Task details —
Every line that holds "color" should be shown.

***

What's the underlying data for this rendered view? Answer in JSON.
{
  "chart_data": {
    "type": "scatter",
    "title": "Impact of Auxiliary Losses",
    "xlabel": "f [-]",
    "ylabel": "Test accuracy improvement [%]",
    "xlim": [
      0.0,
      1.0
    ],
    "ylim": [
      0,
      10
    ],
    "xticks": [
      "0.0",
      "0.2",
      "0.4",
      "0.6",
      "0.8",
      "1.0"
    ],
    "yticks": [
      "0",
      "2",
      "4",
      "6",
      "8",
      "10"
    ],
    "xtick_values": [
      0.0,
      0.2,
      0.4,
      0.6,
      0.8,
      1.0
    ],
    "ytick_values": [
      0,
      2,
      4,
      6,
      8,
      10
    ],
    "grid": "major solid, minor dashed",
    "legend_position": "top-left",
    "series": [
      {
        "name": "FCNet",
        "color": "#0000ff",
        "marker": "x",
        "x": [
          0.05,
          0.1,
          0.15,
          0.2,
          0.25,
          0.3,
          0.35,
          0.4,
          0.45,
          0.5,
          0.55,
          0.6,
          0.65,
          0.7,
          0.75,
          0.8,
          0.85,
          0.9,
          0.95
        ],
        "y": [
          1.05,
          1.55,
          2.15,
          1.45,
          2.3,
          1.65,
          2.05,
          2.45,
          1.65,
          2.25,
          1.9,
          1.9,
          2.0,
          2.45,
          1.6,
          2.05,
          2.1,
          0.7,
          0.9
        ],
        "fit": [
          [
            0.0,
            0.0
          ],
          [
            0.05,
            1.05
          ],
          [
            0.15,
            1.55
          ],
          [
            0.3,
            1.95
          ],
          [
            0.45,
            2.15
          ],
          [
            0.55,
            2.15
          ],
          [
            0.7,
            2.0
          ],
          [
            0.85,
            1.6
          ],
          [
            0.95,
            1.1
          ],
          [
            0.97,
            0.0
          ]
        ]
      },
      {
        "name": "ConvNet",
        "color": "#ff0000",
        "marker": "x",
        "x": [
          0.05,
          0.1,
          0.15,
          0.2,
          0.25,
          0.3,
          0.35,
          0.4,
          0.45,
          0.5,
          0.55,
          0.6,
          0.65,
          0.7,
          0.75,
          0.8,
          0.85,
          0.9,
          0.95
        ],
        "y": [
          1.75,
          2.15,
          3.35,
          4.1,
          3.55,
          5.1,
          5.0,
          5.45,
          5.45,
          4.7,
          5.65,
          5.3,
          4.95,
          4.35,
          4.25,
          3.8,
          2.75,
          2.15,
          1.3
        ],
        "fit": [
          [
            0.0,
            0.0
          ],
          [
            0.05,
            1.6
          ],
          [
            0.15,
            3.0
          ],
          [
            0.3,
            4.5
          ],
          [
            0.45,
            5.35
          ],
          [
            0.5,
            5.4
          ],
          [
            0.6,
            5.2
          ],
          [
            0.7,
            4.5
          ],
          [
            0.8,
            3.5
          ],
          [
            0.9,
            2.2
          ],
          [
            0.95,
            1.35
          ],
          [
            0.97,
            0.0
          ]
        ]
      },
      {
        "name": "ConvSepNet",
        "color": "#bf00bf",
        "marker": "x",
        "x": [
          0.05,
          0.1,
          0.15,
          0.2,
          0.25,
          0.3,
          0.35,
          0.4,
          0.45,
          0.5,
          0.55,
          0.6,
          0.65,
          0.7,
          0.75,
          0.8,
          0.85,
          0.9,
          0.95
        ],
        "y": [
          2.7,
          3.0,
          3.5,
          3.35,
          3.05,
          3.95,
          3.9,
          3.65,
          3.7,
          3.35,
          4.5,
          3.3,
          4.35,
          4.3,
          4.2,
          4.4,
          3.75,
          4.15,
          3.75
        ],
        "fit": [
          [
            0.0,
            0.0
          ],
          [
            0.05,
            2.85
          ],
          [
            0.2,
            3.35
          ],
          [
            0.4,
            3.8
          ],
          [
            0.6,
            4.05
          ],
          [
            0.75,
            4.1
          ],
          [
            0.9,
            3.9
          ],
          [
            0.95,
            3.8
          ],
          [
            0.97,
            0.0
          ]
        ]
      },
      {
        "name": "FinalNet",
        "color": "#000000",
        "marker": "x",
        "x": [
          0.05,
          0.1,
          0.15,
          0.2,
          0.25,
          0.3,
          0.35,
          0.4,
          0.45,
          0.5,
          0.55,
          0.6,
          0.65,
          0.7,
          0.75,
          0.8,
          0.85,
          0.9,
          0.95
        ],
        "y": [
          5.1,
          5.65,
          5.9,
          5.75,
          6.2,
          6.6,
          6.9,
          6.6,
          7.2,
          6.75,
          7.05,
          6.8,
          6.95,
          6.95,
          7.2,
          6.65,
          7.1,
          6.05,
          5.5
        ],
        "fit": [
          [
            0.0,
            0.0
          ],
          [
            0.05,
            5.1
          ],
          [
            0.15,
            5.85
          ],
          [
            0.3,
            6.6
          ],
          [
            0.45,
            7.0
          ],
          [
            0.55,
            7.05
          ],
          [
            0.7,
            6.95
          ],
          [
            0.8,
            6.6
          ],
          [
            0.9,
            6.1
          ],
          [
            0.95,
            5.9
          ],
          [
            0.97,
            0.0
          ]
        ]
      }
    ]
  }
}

***

Answer for this exercise —
        "color": "#0000ff",
        "color": "#ff0000",
        "color": "#bf00bf",
        "color": "#000000",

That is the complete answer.